- EXERCISE TASK -
Pull out every line of the listing below where "JSON" appears.

# Start of PROVIDED ENTRIES

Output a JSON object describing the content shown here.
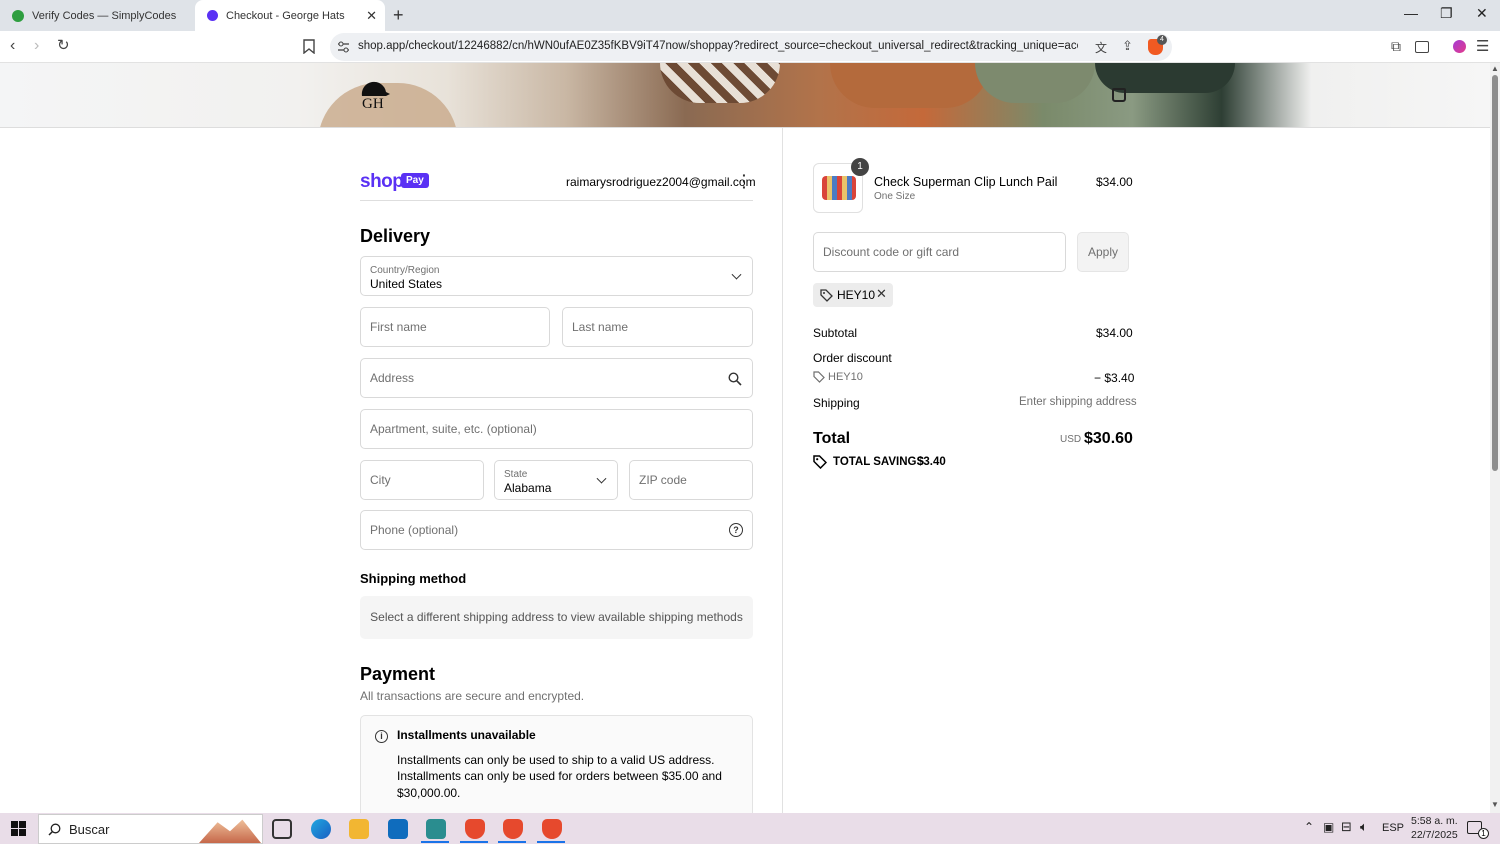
{
  "browser": {
    "tabs": [
      {
        "title": "Verify Codes — SimplyCodes",
        "active": false,
        "favicon_color": "#2e9e3f"
      },
      {
        "title": "Checkout - George Hats",
        "active": true,
        "favicon_color": "#5a31f4"
      }
    ],
    "url": "shop.app/checkout/12246882/cn/hWN0ufAE0Z35fKBV9iT47now/shoppay?redirect_source=checkout_universal_redirect&tracking_unique=ace0f99c-...",
    "brave_badge": "4"
  },
  "header": {
    "logo_text": "GH"
  },
  "shop_pay": {
    "brand": "shop",
    "pay_badge": "Pay",
    "email": "raimarysrodriguez2004@gmail.com"
  },
  "delivery": {
    "heading": "Delivery",
    "country_label": "Country/Region",
    "country_value": "United States",
    "first_name_placeholder": "First name",
    "last_name_placeholder": "Last name",
    "address_placeholder": "Address",
    "apartment_placeholder": "Apartment, suite, etc. (optional)",
    "city_placeholder": "City",
    "state_label": "State",
    "state_value": "Alabama",
    "zip_placeholder": "ZIP code",
    "phone_placeholder": "Phone (optional)"
  },
  "shipping_method": {
    "heading": "Shipping method",
    "message": "Select a different shipping address to view available shipping methods"
  },
  "payment": {
    "heading": "Payment",
    "subtext": "All transactions are secure and encrypted.",
    "notice_title": "Installments unavailable",
    "notice_line1": "Installments can only be used to ship to a valid US address.",
    "notice_line2": "Installments can only be used for orders between $35.00 and",
    "notice_line3": "$30,000.00."
  },
  "summary": {
    "item_qty": "1",
    "item_name": "Check Superman Clip Lunch Pail",
    "item_variant": "One Size",
    "item_price": "$34.00",
    "discount_placeholder": "Discount code or gift card",
    "apply_label": "Apply",
    "applied_code": "HEY10",
    "subtotal_label": "Subtotal",
    "subtotal_value": "$34.00",
    "order_discount_label": "Order discount",
    "discount_code": "HEY10",
    "discount_value": "− $3.40",
    "shipping_label": "Shipping",
    "shipping_value": "Enter shipping address",
    "total_label": "Total",
    "currency": "USD",
    "total_value": "$30.60",
    "savings_label": "TOTAL SAVINGS",
    "savings_value": "$3.40"
  },
  "taskbar": {
    "search_placeholder": "Buscar",
    "language": "ESP",
    "time": "5:58 a. m.",
    "date": "22/7/2025",
    "notification_count": "1"
  },
  "colors": {
    "shop_purple": "#5a31f4",
    "accent_text": "#000000",
    "muted_text": "#707070"
  }
}
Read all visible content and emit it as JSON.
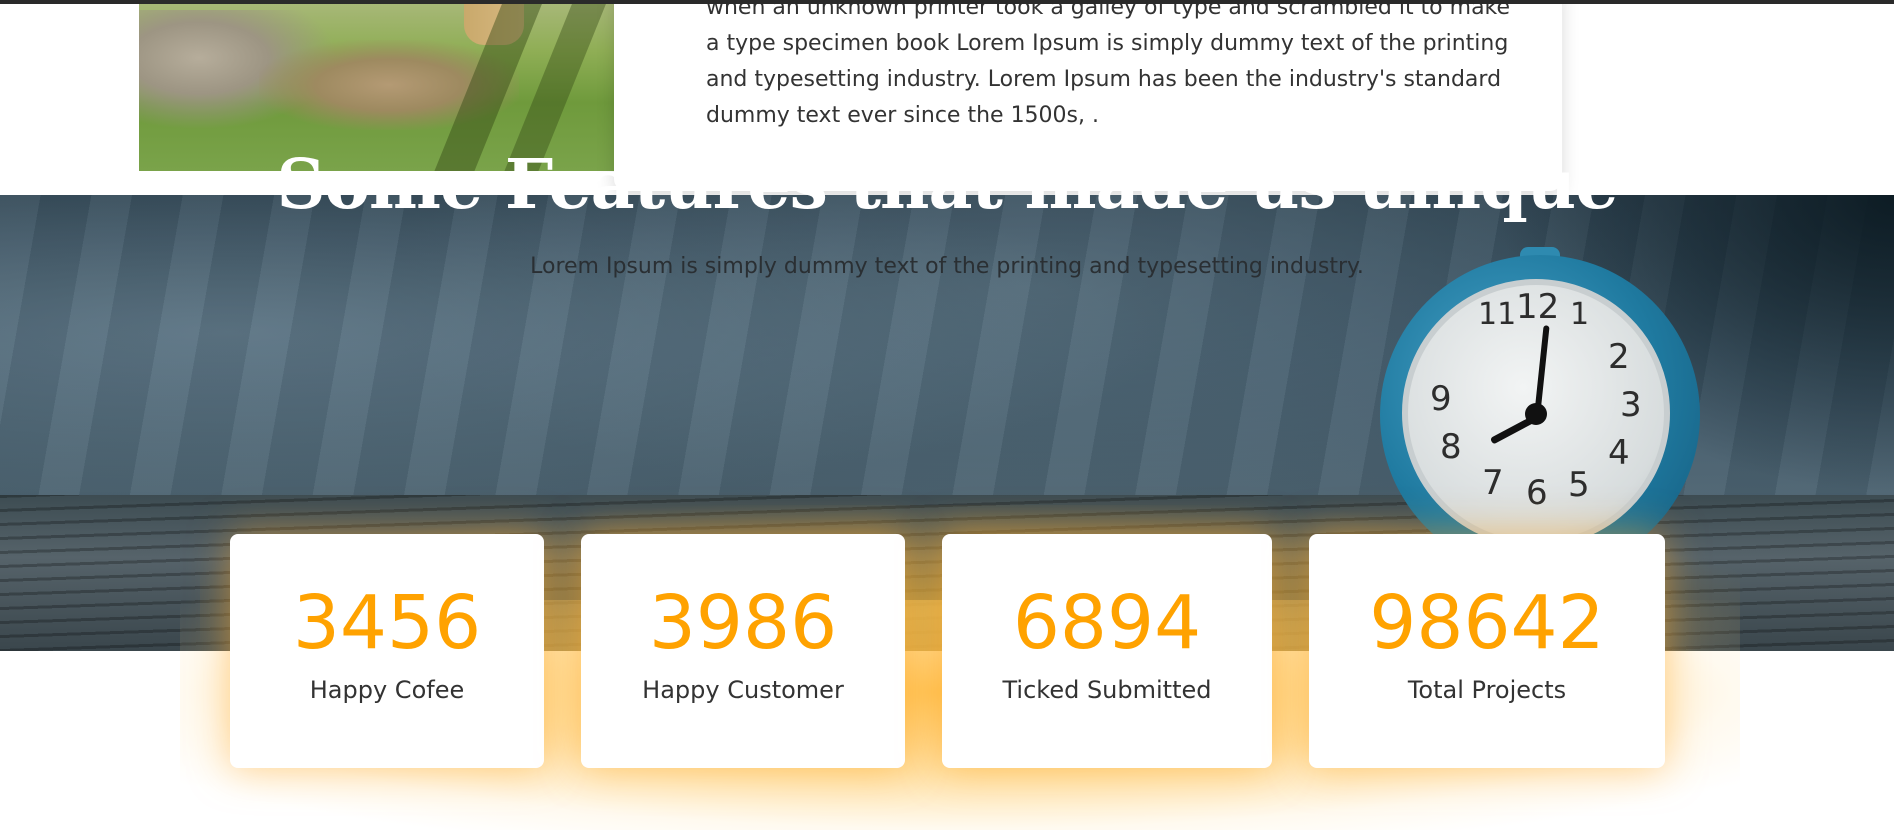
{
  "about": {
    "paragraph": "when an unknown printer took a galley of type and scrambled it to make a type specimen book Lorem Ipsum is simply dummy text of the printing and typesetting industry. Lorem Ipsum has been the industry's standard dummy text ever since the 1500s, ."
  },
  "features": {
    "title": "Some Features that made us unique",
    "subtitle": "Lorem Ipsum is simply dummy text of the printing and typesetting industry.",
    "stats": [
      {
        "value": "3456",
        "label": "Happy Cofee"
      },
      {
        "value": "3986",
        "label": "Happy Customer"
      },
      {
        "value": "6894",
        "label": "Ticked Submitted"
      },
      {
        "value": "98642",
        "label": "Total Projects"
      }
    ]
  },
  "colors": {
    "accent": "#ffa200",
    "hero_bg": "#3e5666",
    "text": "#333333"
  }
}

# End of PROVIDED ENTRIES

- FULL OUTPUT -
Output a JSON object describing the content shown here.
Read all visible content and emit it as JSON.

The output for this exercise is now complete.